Copy each line of the records that holds the string "countdown".

-- start of RECORDED INFORMATION --

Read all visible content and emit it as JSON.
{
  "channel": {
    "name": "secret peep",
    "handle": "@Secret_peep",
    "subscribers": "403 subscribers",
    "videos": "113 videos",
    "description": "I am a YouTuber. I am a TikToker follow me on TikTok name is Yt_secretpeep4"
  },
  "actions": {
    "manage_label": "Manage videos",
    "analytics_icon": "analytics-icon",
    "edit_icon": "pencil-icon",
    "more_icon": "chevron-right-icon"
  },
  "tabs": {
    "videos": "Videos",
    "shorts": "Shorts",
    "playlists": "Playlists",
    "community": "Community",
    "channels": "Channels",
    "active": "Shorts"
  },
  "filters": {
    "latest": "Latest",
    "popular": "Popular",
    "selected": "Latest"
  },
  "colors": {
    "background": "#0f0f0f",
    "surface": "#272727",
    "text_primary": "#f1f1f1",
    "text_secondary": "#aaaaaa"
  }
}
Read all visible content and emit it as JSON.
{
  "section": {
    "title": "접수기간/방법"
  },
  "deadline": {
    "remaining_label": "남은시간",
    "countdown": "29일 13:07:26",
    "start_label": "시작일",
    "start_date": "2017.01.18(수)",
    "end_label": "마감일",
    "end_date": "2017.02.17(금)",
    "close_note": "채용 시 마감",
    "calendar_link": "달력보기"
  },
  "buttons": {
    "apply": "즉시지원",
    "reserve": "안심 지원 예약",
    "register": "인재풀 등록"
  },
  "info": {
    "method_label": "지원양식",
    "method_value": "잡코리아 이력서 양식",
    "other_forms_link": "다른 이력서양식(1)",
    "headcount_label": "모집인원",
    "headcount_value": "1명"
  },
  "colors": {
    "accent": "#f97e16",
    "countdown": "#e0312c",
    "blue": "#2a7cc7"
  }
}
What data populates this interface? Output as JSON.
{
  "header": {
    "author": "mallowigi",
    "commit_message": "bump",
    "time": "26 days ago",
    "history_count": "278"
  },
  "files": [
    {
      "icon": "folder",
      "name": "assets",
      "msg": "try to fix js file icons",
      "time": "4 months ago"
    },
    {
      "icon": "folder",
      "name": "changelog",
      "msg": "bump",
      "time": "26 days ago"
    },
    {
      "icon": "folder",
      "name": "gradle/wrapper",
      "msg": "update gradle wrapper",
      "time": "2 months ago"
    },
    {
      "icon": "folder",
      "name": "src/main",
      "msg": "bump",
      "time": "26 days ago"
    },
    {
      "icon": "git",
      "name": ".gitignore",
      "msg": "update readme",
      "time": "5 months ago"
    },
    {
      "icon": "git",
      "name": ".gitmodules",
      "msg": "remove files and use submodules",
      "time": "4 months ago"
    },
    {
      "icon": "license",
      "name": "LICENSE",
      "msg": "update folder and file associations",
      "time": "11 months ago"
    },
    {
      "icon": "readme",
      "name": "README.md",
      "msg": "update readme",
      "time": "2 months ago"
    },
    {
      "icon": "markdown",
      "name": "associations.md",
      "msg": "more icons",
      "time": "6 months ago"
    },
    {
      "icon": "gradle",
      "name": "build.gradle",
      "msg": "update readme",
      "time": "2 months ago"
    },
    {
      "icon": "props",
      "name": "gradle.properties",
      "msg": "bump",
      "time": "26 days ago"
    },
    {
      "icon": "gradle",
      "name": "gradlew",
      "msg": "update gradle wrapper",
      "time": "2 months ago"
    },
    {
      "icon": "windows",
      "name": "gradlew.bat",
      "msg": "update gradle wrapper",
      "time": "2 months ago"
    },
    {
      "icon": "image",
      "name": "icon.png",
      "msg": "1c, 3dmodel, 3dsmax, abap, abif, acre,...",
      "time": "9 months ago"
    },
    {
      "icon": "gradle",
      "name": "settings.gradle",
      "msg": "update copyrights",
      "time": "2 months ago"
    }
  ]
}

-- end of RECORDED INFORMATION --

» PROBLEM SOLUTION
    "countdown": "29일 13:07:26",
    "countdown": "#e0312c",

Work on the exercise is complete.